Below are some records; retype all of them exactly.

## START

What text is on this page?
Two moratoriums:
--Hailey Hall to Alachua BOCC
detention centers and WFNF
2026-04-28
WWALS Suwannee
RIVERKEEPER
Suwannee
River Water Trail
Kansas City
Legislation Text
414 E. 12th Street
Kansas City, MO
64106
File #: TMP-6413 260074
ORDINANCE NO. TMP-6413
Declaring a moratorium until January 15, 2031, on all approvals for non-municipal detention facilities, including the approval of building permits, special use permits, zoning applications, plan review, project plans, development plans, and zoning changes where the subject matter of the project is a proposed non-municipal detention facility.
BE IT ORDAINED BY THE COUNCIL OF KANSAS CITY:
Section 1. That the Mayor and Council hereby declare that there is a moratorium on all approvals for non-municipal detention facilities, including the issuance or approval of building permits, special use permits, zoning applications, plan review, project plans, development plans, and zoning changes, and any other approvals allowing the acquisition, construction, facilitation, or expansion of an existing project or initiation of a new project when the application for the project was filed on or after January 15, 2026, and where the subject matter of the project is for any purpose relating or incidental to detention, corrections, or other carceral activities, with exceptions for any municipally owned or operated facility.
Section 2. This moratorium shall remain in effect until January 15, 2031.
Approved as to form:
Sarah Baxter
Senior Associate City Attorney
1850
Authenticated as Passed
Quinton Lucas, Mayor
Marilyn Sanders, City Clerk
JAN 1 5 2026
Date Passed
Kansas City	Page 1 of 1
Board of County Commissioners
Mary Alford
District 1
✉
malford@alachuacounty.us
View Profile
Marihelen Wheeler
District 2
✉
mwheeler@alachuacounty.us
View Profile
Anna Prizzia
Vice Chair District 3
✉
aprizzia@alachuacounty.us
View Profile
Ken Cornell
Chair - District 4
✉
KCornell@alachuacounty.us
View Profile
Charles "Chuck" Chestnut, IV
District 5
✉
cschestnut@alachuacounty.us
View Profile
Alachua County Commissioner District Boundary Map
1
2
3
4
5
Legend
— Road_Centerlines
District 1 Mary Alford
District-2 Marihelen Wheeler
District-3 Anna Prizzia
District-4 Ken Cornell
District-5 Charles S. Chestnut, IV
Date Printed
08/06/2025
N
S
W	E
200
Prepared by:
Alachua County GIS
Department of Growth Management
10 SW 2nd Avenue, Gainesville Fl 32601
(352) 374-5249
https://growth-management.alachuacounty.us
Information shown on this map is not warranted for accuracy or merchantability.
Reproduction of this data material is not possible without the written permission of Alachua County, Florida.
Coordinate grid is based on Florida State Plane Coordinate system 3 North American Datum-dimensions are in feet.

## END

## EXERCISE ANSWER:
What text is on this page?
Two moratoriums:
--Hailey Hall to Alachua BOCC
detention centers and WFNF
2026-04-28
WWALS Suwannee
RIVERKEEPER
Suwannee
River Water Trail
Kansas City
Legislation Text
414 E. 12th Street
Kansas City, MO
64106
File #: TMP-6413 260074
ORDINANCE NO. TMP-6413
Declaring a moratorium until January 15, 2031, on all approvals for non-municipal detention facilities, including the approval of building permits, special use permits, zoning applications, plan review, project plans, development plans, and zoning changes where the subject matter of the project is a proposed non-municipal detention facility.
BE IT ORDAINED BY THE COUNCIL OF KANSAS CITY:
Section 1. That the Mayor and Council hereby declare that there is a moratorium on all approvals for non-municipal detention facilities, including the issuance or approval of building permits, special use permits, zoning applications, plan review, project plans, development plans, and zoning changes, and any other approvals allowing the acquisition, construction, facilitation, or expansion of an existing project or initiation of a new project when the application for the project was filed on or after January 15, 2026, and where the subject matter of the project is for any purpose relating or incidental to detention, corrections, or other carceral activities, with exceptions for any municipally owned or operated facility.
Section 2. This moratorium shall remain in effect until January 15, 2031.
Approved as to form:
Sarah Baxter
Senior Associate City Attorney
1850
Authenticated as Passed
Quinton Lucas, Mayor
Marilyn Sanders, City Clerk
JAN 1 5 2026
Date Passed
Kansas City	Page 1 of 1
Board of County Commissioners
Mary Alford
District 1
✉
malford@alachuacounty.us
View Profile
Marihelen Wheeler
District 2
✉
mwheeler@alachuacounty.us
View Profile
Anna Prizzia
Vice Chair District 3
✉
aprizzia@alachuacounty.us
View Profile
Ken Cornell
Chair - District 4
✉
KCornell@alachuacounty.us
View Profile
Charles "Chuck" Chestnut, IV
District 5
✉
cschestnut@alachuacounty.us
View Profile
Alachua County Commissioner District Boundary Map
1
2
3
4
5
Legend
— Road_Centerlines
District 1 Mary Alford
District-2 Marihelen Wheeler
District-3 Anna Prizzia
District-4 Ken Cornell
District-5 Charles S. Chestnut, IV
Date Printed
08/06/2025
N
S
W	E
200
Prepared by:
Alachua County GIS
Department of Growth Management
10 SW 2nd Avenue, Gainesville Fl 32601
(352) 374-5249
https://growth-management.alachuacounty.us
Information shown on this map is not warranted for accuracy or merchantability.
Reproduction of this data material is not possible without the written permission of Alachua County, Florida.
Coordinate grid is based on Florida State Plane Coordinate system 3 North American Datum-dimensions are in feet.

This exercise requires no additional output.